## Begin
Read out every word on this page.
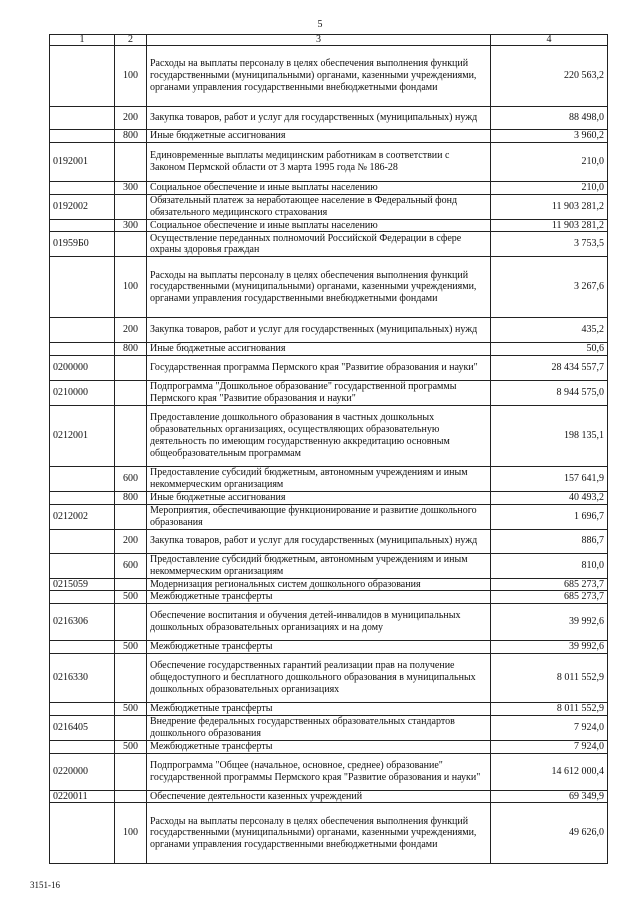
5
1	2	3	4
	100	Расходы на выплаты персоналу в целях обеспечения выполнения функций государственными (муниципальными) органами, казенными учреждениями, органами управления государственными внебюджетными фондами	220 563,2
	200	Закупка товаров, работ и услуг для государственных (муниципальных) нужд	88 498,0
	800	Иные бюджетные ассигнования	3 960,2
0192001		Единовременные выплаты медицинским работникам в соответствии с Законом Пермской области от 3 марта 1995 года № 186-28	210,0
	300	Социальное обеспечение и иные выплаты населению	210,0
0192002		Обязательный платеж за неработающее население в Федеральный фонд обязательного медицинского страхования	11 903 281,2
	300	Социальное обеспечение и иные выплаты населению	11 903 281,2
01959Б0		Осуществление переданных полномочий Российской Федерации в сфере охраны здоровья граждан	3 753,5
	100	Расходы на выплаты персоналу в целях обеспечения выполнения функций государственными (муниципальными) органами, казенными учреждениями, органами управления государственными внебюджетными фондами	3 267,6
	200	Закупка товаров, работ и услуг для государственных (муниципальных) нужд	435,2
	800	Иные бюджетные ассигнования	50,6
0200000		Государственная программа Пермского края "Развитие образования и науки"	28 434 557,7
0210000		Подпрограмма "Дошкольное образование" государственной программы Пермского края "Развитие образования и науки"	8 944 575,0
0212001		Предоставление дошкольного образования в частных дошкольных образовательных организациях, осуществляющих образовательную деятельность по имеющим государственную аккредитацию основным общеобразовательным программам	198 135,1
	600	Предоставление субсидий бюджетным, автономным учреждениям и иным некоммерческим организациям	157 641,9
	800	Иные бюджетные ассигнования	40 493,2
0212002		Мероприятия, обеспечивающие функционирование и развитие дошкольного образования	1 696,7
	200	Закупка товаров, работ и услуг для государственных (муниципальных) нужд	886,7
	600	Предоставление субсидий бюджетным, автономным учреждениям и иным некоммерческим организациям	810,0
0215059		Модернизация региональных систем дошкольного образования	685 273,7
	500	Межбюджетные трансферты	685 273,7
0216306		Обеспечение воспитания и обучения детей-инвалидов в муниципальных дошкольных образовательных организациях и на дому	39 992,6
	500	Межбюджетные трансферты	39 992,6
0216330		Обеспечение государственных гарантий реализации прав на получение общедоступного и бесплатного дошкольного образования в муниципальных дошкольных образовательных организациях	8 011 552,9
	500	Межбюджетные трансферты	8 011 552,9
0216405		Внедрение федеральных государственных образовательных стандартов дошкольного образования	7 924,0
	500	Межбюджетные трансферты	7 924,0
0220000		Подпрограмма "Общее (начальное, основное, среднее) образование" государственной программы Пермского края "Развитие образования и науки"	14 612 000,4
0220011		Обеспечение деятельности казенных учреждений	69 349,9
	100	Расходы на выплаты персоналу в целях обеспечения выполнения функций государственными (муниципальными) органами, казенными учреждениями, органами управления государственными внебюджетными фондами	49 626,0
3151-16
## End
What you have to do: Print the records above exactly as they stand, but leave out the pictures.

Result:
Read out every word on this page.
5
1	2	3	4
	100	Расходы на выплаты персоналу в целях обеспечения выполнения функций государственными (муниципальными) органами, казенными учреждениями, органами управления государственными внебюджетными фондами	220 563,2
	200	Закупка товаров, работ и услуг для государственных (муниципальных) нужд	88 498,0
	800	Иные бюджетные ассигнования	3 960,2
0192001		Единовременные выплаты медицинским работникам в соответствии с Законом Пермской области от 3 марта 1995 года № 186-28	210,0
	300	Социальное обеспечение и иные выплаты населению	210,0
0192002		Обязательный платеж за неработающее население в Федеральный фонд обязательного медицинского страхования	11 903 281,2
	300	Социальное обеспечение и иные выплаты населению	11 903 281,2
01959Б0		Осуществление переданных полномочий Российской Федерации в сфере охраны здоровья граждан	3 753,5
	100	Расходы на выплаты персоналу в целях обеспечения выполнения функций государственными (муниципальными) органами, казенными учреждениями, органами управления государственными внебюджетными фондами	3 267,6
	200	Закупка товаров, работ и услуг для государственных (муниципальных) нужд	435,2
	800	Иные бюджетные ассигнования	50,6
0200000		Государственная программа Пермского края "Развитие образования и науки"	28 434 557,7
0210000		Подпрограмма "Дошкольное образование" государственной программы Пермского края "Развитие образования и науки"	8 944 575,0
0212001		Предоставление дошкольного образования в частных дошкольных образовательных организациях, осуществляющих образовательную деятельность по имеющим государственную аккредитацию основным общеобразовательным программам	198 135,1
	600	Предоставление субсидий бюджетным, автономным учреждениям и иным некоммерческим организациям	157 641,9
	800	Иные бюджетные ассигнования	40 493,2
0212002		Мероприятия, обеспечивающие функционирование и развитие дошкольного образования	1 696,7
	200	Закупка товаров, работ и услуг для государственных (муниципальных) нужд	886,7
	600	Предоставление субсидий бюджетным, автономным учреждениям и иным некоммерческим организациям	810,0
0215059		Модернизация региональных систем дошкольного образования	685 273,7
	500	Межбюджетные трансферты	685 273,7
0216306		Обеспечение воспитания и обучения детей-инвалидов в муниципальных дошкольных образовательных организациях и на дому	39 992,6
	500	Межбюджетные трансферты	39 992,6
0216330		Обеспечение государственных гарантий реализации прав на получение общедоступного и бесплатного дошкольного образования в муниципальных дошкольных образовательных организациях	8 011 552,9
	500	Межбюджетные трансферты	8 011 552,9
0216405		Внедрение федеральных государственных образовательных стандартов дошкольного образования	7 924,0
	500	Межбюджетные трансферты	7 924,0
0220000		Подпрограмма "Общее (начальное, основное, среднее) образование" государственной программы Пермского края "Развитие образования и науки"	14 612 000,4
0220011		Обеспечение деятельности казенных учреждений	69 349,9
	100	Расходы на выплаты персоналу в целях обеспечения выполнения функций государственными (муниципальными) органами, казенными учреждениями, органами управления государственными внебюджетными фондами	49 626,0
3151-16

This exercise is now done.